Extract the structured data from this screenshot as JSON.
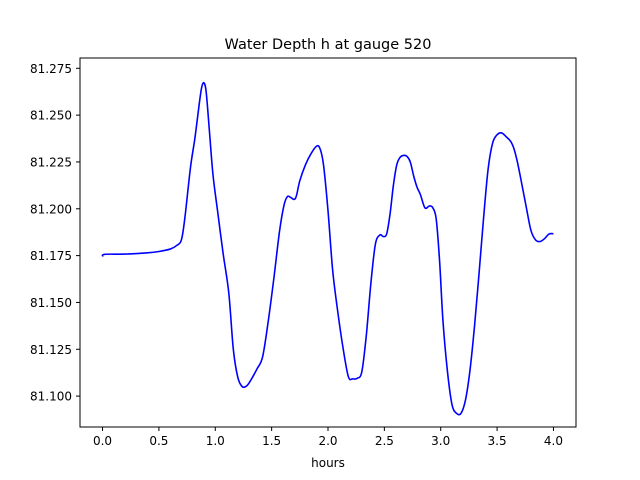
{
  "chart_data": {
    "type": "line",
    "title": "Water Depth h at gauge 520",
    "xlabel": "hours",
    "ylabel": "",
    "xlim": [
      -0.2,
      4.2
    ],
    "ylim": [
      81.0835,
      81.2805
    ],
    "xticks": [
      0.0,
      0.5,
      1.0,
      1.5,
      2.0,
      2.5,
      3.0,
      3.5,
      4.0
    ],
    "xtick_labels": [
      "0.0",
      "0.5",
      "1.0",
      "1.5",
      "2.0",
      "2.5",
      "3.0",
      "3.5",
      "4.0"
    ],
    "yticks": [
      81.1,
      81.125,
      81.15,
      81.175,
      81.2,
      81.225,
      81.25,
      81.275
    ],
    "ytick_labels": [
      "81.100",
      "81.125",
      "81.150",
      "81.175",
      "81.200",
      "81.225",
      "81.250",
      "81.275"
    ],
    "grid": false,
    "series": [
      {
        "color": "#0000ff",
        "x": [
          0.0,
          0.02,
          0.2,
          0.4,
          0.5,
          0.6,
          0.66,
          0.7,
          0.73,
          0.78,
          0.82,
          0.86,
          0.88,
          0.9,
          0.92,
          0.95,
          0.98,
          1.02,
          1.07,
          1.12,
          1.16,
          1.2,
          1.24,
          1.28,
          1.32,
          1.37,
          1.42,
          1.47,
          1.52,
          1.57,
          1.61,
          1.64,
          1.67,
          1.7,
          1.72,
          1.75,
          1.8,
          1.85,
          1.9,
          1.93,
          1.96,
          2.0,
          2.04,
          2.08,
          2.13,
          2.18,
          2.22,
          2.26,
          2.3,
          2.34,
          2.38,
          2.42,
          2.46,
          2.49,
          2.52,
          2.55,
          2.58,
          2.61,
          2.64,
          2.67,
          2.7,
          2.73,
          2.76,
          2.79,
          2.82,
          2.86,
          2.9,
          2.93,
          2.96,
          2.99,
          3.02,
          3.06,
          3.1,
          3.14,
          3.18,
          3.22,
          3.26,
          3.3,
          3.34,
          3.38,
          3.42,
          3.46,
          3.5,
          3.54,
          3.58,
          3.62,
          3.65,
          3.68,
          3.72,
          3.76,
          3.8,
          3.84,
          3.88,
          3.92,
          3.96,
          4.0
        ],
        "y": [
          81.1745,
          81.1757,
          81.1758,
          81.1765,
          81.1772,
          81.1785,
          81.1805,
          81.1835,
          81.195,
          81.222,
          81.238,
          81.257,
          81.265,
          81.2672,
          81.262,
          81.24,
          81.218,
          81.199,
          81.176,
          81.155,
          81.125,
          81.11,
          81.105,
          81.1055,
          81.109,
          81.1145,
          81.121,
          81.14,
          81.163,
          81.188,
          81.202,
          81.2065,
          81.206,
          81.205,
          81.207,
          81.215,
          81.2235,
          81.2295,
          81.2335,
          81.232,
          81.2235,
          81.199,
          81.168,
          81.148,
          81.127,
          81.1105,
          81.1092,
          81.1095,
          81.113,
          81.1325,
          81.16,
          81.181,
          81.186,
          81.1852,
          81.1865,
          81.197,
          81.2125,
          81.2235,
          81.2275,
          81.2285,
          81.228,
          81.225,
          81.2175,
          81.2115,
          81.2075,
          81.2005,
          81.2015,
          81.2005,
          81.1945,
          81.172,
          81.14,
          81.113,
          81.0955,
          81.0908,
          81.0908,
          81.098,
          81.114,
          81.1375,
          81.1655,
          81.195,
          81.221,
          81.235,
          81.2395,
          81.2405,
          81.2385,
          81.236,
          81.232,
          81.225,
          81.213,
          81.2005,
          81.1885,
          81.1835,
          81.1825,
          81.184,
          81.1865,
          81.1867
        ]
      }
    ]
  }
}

====================

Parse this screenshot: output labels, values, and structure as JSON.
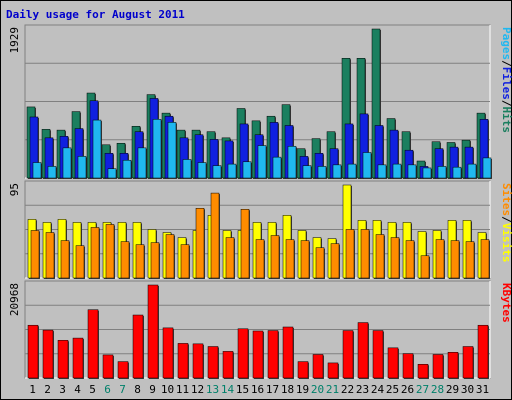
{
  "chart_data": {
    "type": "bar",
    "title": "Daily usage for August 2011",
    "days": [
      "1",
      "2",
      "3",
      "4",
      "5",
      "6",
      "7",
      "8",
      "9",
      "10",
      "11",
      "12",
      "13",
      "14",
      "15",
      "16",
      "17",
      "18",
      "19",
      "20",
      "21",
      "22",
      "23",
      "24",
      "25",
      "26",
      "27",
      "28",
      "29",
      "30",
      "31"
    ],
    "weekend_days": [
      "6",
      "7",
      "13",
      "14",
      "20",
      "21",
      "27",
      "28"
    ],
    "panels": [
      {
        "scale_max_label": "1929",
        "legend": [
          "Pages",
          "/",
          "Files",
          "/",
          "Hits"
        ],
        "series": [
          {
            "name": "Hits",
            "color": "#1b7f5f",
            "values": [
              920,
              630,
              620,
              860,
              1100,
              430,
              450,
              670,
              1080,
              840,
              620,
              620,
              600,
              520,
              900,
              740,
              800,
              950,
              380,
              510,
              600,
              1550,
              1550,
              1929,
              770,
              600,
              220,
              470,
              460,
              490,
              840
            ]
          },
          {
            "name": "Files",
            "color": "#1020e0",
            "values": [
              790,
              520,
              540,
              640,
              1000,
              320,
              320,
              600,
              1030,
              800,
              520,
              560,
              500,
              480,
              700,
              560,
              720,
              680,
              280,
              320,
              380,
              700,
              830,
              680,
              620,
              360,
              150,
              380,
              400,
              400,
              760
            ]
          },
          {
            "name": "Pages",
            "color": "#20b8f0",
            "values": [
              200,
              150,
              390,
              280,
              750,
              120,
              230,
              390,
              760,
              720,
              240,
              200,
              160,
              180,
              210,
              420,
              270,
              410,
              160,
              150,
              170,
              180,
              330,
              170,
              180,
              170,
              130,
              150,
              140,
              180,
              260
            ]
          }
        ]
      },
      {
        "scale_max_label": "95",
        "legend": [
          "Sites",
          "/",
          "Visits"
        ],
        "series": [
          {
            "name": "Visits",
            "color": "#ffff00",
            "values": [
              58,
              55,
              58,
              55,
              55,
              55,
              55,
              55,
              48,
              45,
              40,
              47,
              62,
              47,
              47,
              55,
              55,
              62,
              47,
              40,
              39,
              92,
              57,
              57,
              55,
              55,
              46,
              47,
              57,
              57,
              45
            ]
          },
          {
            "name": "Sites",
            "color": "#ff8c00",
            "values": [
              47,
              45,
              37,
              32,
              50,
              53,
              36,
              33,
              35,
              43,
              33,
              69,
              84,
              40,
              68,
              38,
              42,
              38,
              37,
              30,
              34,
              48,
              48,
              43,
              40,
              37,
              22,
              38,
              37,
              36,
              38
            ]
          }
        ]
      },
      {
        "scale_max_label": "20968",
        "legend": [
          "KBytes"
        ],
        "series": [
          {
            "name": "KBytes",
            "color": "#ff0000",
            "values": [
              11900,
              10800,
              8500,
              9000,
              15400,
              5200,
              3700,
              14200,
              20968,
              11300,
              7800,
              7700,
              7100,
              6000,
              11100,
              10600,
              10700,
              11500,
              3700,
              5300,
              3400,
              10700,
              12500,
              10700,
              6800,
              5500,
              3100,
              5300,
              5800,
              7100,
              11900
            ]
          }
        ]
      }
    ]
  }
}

====================

EXERCISE TASK
From the data, pick out every line that includes "screenshot".

RESULT OF THIS EXERCISE
Extract the structured data from this screenshot as JSON.
Parse this screenshot: output labels, values, and structure as JSON.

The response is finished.